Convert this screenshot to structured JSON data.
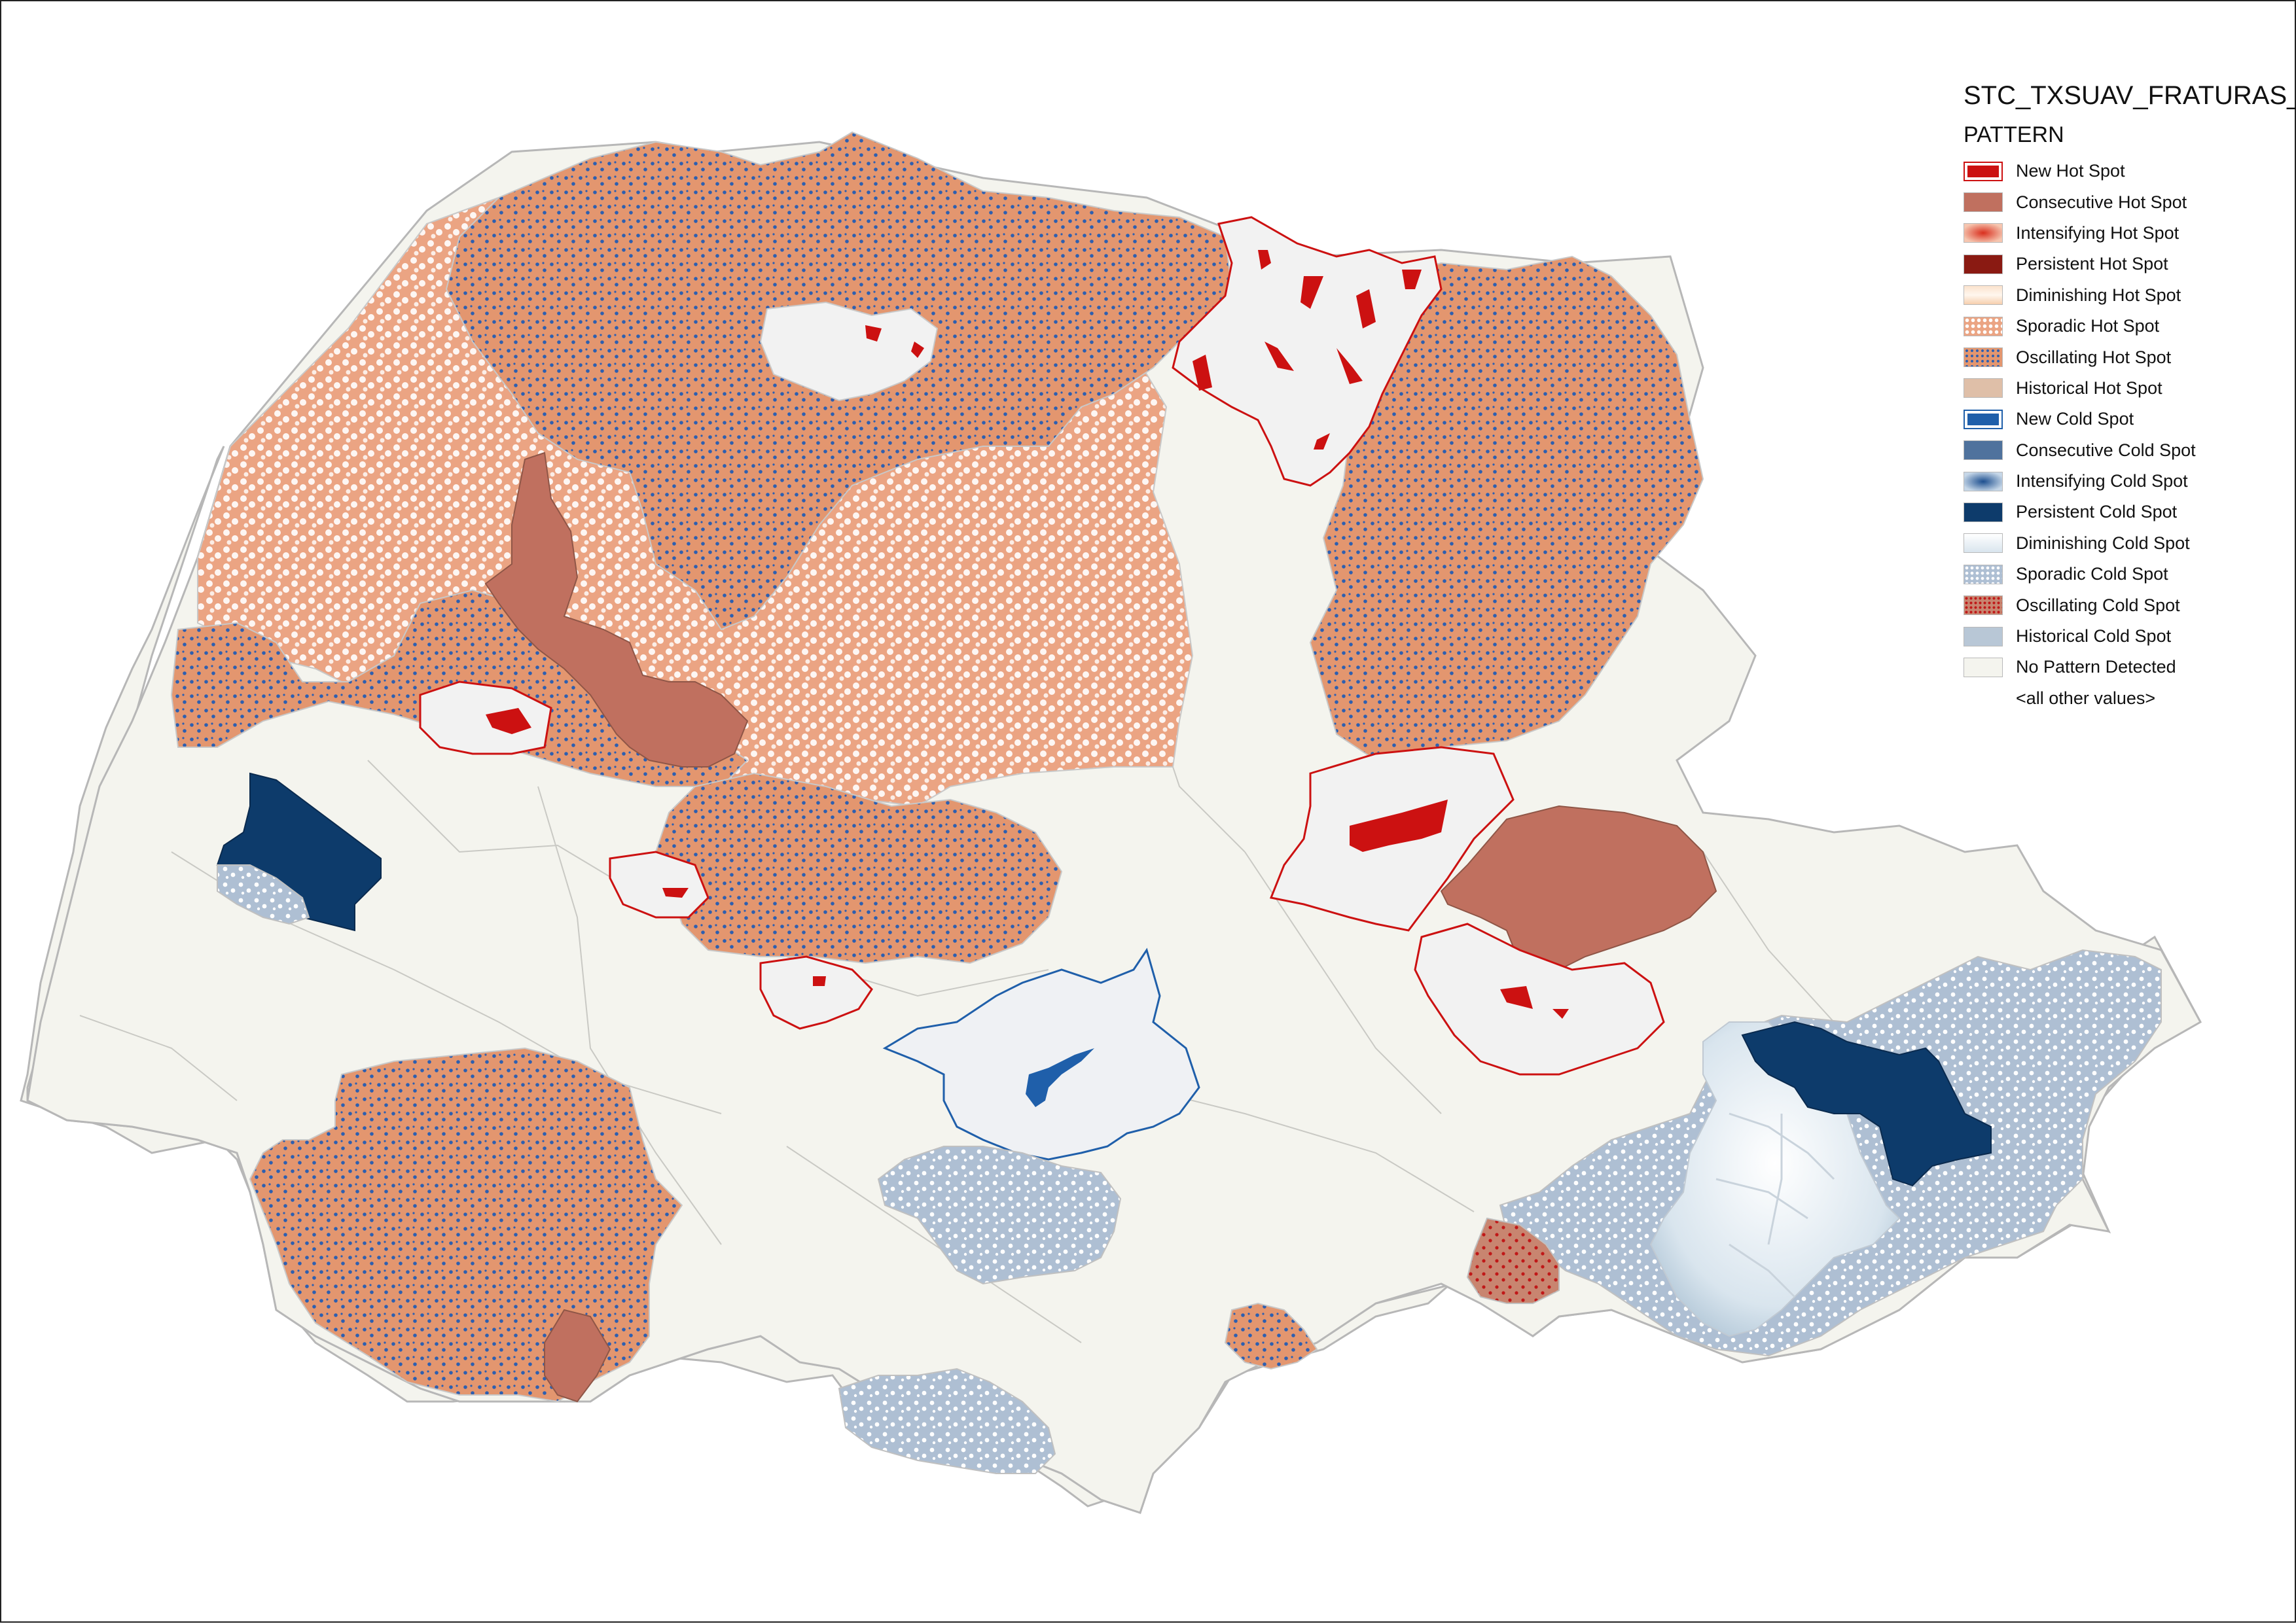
{
  "legend": {
    "title": "STC_TXSUAV_FRATURAS_",
    "field": "PATTERN",
    "items": [
      {
        "label": "New Hot Spot",
        "fill": "nh"
      },
      {
        "label": "Consecutive Hot Spot",
        "fill": "#c0705f"
      },
      {
        "label": "Intensifying Hot Spot",
        "fill": "ih"
      },
      {
        "label": "Persistent Hot Spot",
        "fill": "#8a1a12"
      },
      {
        "label": "Diminishing Hot Spot",
        "fill": "dh"
      },
      {
        "label": "Sporadic Hot Spot",
        "fill": "sh"
      },
      {
        "label": "Oscillating Hot Spot",
        "fill": "oh"
      },
      {
        "label": "Historical Hot Spot",
        "fill": "#dfbfa8"
      },
      {
        "label": "New Cold Spot",
        "fill": "nc"
      },
      {
        "label": "Consecutive Cold Spot",
        "fill": "#4f729d"
      },
      {
        "label": "Intensifying Cold Spot",
        "fill": "ic"
      },
      {
        "label": "Persistent Cold Spot",
        "fill": "#0d3b6b"
      },
      {
        "label": "Diminishing Cold Spot",
        "fill": "dc"
      },
      {
        "label": "Sporadic Cold Spot",
        "fill": "sc"
      },
      {
        "label": "Oscillating Cold Spot",
        "fill": "oc"
      },
      {
        "label": "Historical Cold Spot",
        "fill": "#b8c7d6"
      },
      {
        "label": "No Pattern Detected",
        "fill": "#f4f4ee"
      },
      {
        "label": "<all other values>",
        "fill": "none"
      }
    ]
  },
  "colors": {
    "new_hot": "#cc1111",
    "consecutive_hot": "#c0705f",
    "sporadic_hot": "#eba483",
    "oscillating_hot": "#e3966f",
    "new_cold": "#1f5faa",
    "persistent_cold": "#0d3b6b",
    "sporadic_cold": "#aebfd3",
    "diminishing_cold": "#dbe7ee",
    "oscillating_cold": "#c88570",
    "no_pattern": "#f4f4ee",
    "border": "#b7b7b7"
  }
}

____________________

* **GIVEN REQUEST**: Give every record again exactly, apart from the pictures, which stay out.

* **ANSWER FOR THE TASK**:
Convert this screenshot to structured JSON data.
{
  "legend": {
    "title": "STC_TXSUAV_FRATURAS_",
    "field": "PATTERN",
    "items": [
      {
        "label": "New Hot Spot",
        "fill": "nh"
      },
      {
        "label": "Consecutive Hot Spot",
        "fill": "#c0705f"
      },
      {
        "label": "Intensifying Hot Spot",
        "fill": "ih"
      },
      {
        "label": "Persistent Hot Spot",
        "fill": "#8a1a12"
      },
      {
        "label": "Diminishing Hot Spot",
        "fill": "dh"
      },
      {
        "label": "Sporadic Hot Spot",
        "fill": "sh"
      },
      {
        "label": "Oscillating Hot Spot",
        "fill": "oh"
      },
      {
        "label": "Historical Hot Spot",
        "fill": "#dfbfa8"
      },
      {
        "label": "New Cold Spot",
        "fill": "nc"
      },
      {
        "label": "Consecutive Cold Spot",
        "fill": "#4f729d"
      },
      {
        "label": "Intensifying Cold Spot",
        "fill": "ic"
      },
      {
        "label": "Persistent Cold Spot",
        "fill": "#0d3b6b"
      },
      {
        "label": "Diminishing Cold Spot",
        "fill": "dc"
      },
      {
        "label": "Sporadic Cold Spot",
        "fill": "sc"
      },
      {
        "label": "Oscillating Cold Spot",
        "fill": "oc"
      },
      {
        "label": "Historical Cold Spot",
        "fill": "#b8c7d6"
      },
      {
        "label": "No Pattern Detected",
        "fill": "#f4f4ee"
      },
      {
        "label": "<all other values>",
        "fill": "none"
      }
    ]
  },
  "colors": {
    "new_hot": "#cc1111",
    "consecutive_hot": "#c0705f",
    "sporadic_hot": "#eba483",
    "oscillating_hot": "#e3966f",
    "new_cold": "#1f5faa",
    "persistent_cold": "#0d3b6b",
    "sporadic_cold": "#aebfd3",
    "diminishing_cold": "#dbe7ee",
    "oscillating_cold": "#c88570",
    "no_pattern": "#f4f4ee",
    "border": "#b7b7b7"
  }
}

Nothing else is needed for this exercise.